What needs to be done: Using the entries below, transcribe exactly the line containing "Extract all readable text from this page." and each line that follows it to the end.

[Data records]
•••••

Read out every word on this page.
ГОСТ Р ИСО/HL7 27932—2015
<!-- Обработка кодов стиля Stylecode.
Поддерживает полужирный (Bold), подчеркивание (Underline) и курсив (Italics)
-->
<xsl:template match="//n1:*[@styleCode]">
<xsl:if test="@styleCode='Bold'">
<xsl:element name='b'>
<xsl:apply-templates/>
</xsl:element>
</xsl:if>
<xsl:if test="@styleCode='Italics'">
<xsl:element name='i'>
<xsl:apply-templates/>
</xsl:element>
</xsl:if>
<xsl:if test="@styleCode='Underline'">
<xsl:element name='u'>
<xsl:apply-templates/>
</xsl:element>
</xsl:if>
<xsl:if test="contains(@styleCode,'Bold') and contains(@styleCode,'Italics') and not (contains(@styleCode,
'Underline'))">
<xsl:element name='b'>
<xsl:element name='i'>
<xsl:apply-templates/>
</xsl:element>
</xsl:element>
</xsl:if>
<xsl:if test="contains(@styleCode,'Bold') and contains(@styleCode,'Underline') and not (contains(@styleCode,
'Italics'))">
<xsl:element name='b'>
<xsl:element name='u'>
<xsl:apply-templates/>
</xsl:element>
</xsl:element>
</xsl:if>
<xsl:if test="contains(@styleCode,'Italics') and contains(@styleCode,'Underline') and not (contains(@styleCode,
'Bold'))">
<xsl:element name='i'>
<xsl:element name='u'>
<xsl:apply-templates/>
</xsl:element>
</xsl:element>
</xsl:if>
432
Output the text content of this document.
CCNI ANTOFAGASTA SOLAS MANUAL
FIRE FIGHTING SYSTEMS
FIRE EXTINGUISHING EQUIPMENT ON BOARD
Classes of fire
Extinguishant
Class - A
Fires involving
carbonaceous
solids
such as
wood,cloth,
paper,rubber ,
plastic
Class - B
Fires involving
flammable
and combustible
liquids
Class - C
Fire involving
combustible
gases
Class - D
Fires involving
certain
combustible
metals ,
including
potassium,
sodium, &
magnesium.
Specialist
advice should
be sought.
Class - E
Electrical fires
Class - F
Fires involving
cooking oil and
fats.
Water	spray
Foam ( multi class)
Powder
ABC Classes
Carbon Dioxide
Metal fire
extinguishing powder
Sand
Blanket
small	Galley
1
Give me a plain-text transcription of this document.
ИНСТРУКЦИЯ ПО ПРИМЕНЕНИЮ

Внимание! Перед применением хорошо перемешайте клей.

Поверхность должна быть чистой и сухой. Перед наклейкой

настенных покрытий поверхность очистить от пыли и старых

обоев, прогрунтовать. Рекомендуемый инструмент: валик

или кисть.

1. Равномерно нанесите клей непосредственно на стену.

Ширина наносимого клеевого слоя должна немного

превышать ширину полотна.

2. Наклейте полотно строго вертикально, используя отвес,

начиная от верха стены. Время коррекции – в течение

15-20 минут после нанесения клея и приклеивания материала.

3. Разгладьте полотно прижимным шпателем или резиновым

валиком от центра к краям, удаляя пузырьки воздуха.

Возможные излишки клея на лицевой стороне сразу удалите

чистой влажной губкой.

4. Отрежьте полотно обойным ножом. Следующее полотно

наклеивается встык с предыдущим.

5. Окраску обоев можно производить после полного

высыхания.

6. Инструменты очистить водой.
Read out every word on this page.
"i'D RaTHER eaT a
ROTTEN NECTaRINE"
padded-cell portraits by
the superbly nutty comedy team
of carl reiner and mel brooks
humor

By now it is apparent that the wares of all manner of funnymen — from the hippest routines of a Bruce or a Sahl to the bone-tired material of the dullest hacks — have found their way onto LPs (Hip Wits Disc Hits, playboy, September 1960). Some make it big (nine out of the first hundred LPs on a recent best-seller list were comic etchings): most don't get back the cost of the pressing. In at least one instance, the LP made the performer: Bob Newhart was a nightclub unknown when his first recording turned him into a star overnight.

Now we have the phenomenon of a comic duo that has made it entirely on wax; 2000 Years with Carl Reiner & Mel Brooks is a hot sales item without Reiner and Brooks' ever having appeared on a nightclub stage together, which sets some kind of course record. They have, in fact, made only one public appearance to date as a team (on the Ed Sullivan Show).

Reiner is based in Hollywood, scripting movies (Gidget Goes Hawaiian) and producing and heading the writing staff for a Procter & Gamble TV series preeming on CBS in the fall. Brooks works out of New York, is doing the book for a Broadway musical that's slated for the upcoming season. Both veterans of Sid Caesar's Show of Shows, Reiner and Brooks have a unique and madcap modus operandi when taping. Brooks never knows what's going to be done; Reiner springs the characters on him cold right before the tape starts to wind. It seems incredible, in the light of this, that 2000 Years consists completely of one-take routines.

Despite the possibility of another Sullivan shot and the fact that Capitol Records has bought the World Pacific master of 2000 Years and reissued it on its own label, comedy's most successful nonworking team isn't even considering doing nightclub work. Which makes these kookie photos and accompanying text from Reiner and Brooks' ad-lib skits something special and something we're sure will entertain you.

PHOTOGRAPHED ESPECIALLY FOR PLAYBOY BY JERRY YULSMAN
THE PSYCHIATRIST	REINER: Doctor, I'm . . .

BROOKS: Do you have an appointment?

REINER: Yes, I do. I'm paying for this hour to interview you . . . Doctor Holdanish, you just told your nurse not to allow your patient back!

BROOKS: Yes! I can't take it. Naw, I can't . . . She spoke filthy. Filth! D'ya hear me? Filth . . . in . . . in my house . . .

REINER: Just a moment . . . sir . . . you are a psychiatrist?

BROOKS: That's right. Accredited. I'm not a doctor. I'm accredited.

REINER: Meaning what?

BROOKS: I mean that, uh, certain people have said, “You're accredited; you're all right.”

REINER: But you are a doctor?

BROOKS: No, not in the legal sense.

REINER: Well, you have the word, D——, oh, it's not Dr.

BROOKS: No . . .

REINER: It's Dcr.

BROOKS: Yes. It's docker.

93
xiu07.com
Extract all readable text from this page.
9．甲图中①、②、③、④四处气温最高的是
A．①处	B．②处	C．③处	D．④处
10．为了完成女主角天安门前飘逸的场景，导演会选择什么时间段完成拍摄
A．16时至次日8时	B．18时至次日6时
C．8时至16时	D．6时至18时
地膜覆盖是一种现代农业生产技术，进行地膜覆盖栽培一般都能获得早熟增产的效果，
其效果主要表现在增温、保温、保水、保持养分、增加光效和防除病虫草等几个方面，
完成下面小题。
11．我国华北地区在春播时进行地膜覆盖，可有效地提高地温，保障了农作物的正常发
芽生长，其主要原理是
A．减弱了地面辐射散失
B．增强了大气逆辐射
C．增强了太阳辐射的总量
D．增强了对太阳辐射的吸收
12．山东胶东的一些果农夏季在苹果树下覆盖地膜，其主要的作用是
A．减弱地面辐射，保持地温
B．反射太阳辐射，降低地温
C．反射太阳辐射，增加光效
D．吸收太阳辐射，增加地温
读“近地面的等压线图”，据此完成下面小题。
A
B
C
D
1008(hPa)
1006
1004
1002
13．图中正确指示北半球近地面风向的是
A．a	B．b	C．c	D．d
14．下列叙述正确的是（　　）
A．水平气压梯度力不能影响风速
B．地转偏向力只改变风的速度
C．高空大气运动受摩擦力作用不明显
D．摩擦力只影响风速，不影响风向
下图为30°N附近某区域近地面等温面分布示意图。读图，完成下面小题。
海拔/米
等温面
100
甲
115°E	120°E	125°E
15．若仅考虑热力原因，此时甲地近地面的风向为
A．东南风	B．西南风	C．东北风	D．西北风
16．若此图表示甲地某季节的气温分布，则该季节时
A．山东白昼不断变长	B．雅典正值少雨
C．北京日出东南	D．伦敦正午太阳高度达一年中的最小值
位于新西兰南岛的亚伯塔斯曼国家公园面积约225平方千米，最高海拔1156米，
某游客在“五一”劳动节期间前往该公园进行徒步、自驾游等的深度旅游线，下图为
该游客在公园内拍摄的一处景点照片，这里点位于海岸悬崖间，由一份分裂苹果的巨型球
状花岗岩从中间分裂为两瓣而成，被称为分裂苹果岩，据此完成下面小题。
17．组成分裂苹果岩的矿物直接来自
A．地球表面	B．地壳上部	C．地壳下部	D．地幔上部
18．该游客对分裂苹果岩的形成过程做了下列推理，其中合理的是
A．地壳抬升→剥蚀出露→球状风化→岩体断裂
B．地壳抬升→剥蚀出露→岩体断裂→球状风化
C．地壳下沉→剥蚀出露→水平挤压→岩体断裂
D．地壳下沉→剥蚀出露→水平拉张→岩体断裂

•••••

Solution for this exercise:
Extract all readable text from this page.
9．甲图中①、②、③、④四处气温最高的是
A．①处	B．②处	C．③处	D．④处
10．为了完成女主角天安门前飘逸的场景，导演会选择什么时间段完成拍摄
A．16时至次日8时	B．18时至次日6时
C．8时至16时	D．6时至18时
地膜覆盖是一种现代农业生产技术，进行地膜覆盖栽培一般都能获得早熟增产的效果，
其效果主要表现在增温、保温、保水、保持养分、增加光效和防除病虫草等几个方面，
完成下面小题。
11．我国华北地区在春播时进行地膜覆盖，可有效地提高地温，保障了农作物的正常发
芽生长，其主要原理是
A．减弱了地面辐射散失
B．增强了大气逆辐射
C．增强了太阳辐射的总量
D．增强了对太阳辐射的吸收
12．山东胶东的一些果农夏季在苹果树下覆盖地膜，其主要的作用是
A．减弱地面辐射，保持地温
B．反射太阳辐射，降低地温
C．反射太阳辐射，增加光效
D．吸收太阳辐射，增加地温
读“近地面的等压线图”，据此完成下面小题。
A
B
C
D
1008(hPa)
1006
1004
1002
13．图中正确指示北半球近地面风向的是
A．a	B．b	C．c	D．d
14．下列叙述正确的是（　　）
A．水平气压梯度力不能影响风速
B．地转偏向力只改变风的速度
C．高空大气运动受摩擦力作用不明显
D．摩擦力只影响风速，不影响风向
下图为30°N附近某区域近地面等温面分布示意图。读图，完成下面小题。
海拔/米
等温面
100
甲
115°E	120°E	125°E
15．若仅考虑热力原因，此时甲地近地面的风向为
A．东南风	B．西南风	C．东北风	D．西北风
16．若此图表示甲地某季节的气温分布，则该季节时
A．山东白昼不断变长	B．雅典正值少雨
C．北京日出东南	D．伦敦正午太阳高度达一年中的最小值
位于新西兰南岛的亚伯塔斯曼国家公园面积约225平方千米，最高海拔1156米，
某游客在“五一”劳动节期间前往该公园进行徒步、自驾游等的深度旅游线，下图为
该游客在公园内拍摄的一处景点照片，这里点位于海岸悬崖间，由一份分裂苹果的巨型球
状花岗岩从中间分裂为两瓣而成，被称为分裂苹果岩，据此完成下面小题。
17．组成分裂苹果岩的矿物直接来自
A．地球表面	B．地壳上部	C．地壳下部	D．地幔上部
18．该游客对分裂苹果岩的形成过程做了下列推理，其中合理的是
A．地壳抬升→剥蚀出露→球状风化→岩体断裂
B．地壳抬升→剥蚀出露→岩体断裂→球状风化
C．地壳下沉→剥蚀出露→水平挤压→岩体断裂
D．地壳下沉→剥蚀出露→水平拉张→岩体断裂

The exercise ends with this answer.